#### Material to process

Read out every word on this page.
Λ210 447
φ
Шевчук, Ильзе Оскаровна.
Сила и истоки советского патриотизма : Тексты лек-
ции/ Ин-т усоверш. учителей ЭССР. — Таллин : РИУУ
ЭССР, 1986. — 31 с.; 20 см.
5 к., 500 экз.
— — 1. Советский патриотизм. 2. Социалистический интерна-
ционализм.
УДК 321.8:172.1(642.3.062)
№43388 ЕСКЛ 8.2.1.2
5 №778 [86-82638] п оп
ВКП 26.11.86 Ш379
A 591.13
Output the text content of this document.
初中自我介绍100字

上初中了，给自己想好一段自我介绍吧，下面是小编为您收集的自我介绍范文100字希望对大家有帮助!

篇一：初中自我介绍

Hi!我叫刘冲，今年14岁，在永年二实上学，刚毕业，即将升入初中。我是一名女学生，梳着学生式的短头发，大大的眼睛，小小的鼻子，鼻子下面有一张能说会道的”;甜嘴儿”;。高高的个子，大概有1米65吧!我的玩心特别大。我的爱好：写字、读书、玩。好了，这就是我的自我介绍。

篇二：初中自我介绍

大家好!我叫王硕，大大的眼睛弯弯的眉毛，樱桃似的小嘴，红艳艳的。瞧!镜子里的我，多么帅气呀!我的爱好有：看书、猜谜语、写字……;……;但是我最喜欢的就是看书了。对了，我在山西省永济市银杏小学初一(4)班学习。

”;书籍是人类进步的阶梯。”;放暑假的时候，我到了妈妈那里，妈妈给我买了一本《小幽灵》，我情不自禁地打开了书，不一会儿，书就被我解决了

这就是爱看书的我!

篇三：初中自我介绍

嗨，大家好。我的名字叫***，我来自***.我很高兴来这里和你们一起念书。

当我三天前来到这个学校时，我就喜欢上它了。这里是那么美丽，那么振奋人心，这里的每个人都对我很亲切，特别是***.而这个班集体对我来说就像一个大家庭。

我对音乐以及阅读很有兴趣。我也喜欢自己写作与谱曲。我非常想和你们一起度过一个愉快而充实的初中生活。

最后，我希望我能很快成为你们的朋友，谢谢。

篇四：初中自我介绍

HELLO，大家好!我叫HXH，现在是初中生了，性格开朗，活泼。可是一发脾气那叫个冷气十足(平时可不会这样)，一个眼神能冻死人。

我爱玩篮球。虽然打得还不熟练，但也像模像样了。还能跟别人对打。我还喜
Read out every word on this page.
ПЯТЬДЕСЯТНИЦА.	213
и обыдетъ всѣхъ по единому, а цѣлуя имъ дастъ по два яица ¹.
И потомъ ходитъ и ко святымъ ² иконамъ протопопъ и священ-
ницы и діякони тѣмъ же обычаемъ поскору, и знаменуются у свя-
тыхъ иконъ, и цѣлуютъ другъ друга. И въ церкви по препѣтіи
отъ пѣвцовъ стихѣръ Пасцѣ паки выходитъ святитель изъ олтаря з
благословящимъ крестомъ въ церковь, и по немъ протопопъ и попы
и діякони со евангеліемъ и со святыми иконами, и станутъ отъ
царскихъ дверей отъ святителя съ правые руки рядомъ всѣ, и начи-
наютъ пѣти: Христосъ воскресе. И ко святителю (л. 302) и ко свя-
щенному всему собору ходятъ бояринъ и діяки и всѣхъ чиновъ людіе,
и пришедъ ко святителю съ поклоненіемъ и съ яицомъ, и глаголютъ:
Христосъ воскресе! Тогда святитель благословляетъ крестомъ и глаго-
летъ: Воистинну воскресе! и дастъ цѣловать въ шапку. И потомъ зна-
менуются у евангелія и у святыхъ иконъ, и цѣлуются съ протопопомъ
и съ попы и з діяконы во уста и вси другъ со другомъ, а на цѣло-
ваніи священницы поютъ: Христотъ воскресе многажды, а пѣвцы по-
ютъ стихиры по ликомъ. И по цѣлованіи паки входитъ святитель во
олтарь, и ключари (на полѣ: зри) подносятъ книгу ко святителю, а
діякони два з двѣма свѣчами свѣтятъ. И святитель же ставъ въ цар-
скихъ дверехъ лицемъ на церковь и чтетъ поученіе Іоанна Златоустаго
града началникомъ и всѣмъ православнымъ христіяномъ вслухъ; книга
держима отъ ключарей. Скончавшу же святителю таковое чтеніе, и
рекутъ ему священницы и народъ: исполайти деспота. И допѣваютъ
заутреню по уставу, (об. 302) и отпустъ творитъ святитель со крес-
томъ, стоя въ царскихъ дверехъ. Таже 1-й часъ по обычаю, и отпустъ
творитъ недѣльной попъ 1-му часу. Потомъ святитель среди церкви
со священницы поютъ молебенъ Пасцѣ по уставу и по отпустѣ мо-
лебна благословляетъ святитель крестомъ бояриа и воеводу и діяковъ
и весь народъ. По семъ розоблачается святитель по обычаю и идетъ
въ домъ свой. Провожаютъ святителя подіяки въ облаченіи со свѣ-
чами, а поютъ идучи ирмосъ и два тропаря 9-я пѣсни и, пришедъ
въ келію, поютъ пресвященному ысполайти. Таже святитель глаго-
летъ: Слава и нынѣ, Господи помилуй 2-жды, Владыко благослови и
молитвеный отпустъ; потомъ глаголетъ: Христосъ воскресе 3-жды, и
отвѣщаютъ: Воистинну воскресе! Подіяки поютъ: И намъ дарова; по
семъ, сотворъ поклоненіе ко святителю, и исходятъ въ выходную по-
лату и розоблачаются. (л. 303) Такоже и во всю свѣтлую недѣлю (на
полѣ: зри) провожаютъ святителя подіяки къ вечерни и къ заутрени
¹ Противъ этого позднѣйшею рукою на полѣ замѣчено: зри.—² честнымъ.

########

Exercise: Copy and report every line where the word "святитель" is present.

Final result:
отъ пѣвцовъ стихѣръ Пасцѣ паки выходитъ святитель изъ олтаря з
Христосъ воскресе! Тогда святитель благословляетъ крестомъ и глаго-
ютъ стихиры по ликомъ. И по цѣлованіи паки входитъ святитель во
діякони два з двѣма свѣчами свѣтятъ. И святитель же ставъ въ цар-
заутреню по уставу, (об. 302) и отпустъ творитъ святитель со крес-
творитъ недѣльной попъ 1-му часу. Потомъ святитель среди церкви
лебна благословляетъ святитель крестомъ бояриа и воеводу и діяковъ
и весь народъ. По семъ розоблачается святитель по обычаю и идетъ
въ келію, поютъ пресвященному ысполайти. Таже святитель глаго-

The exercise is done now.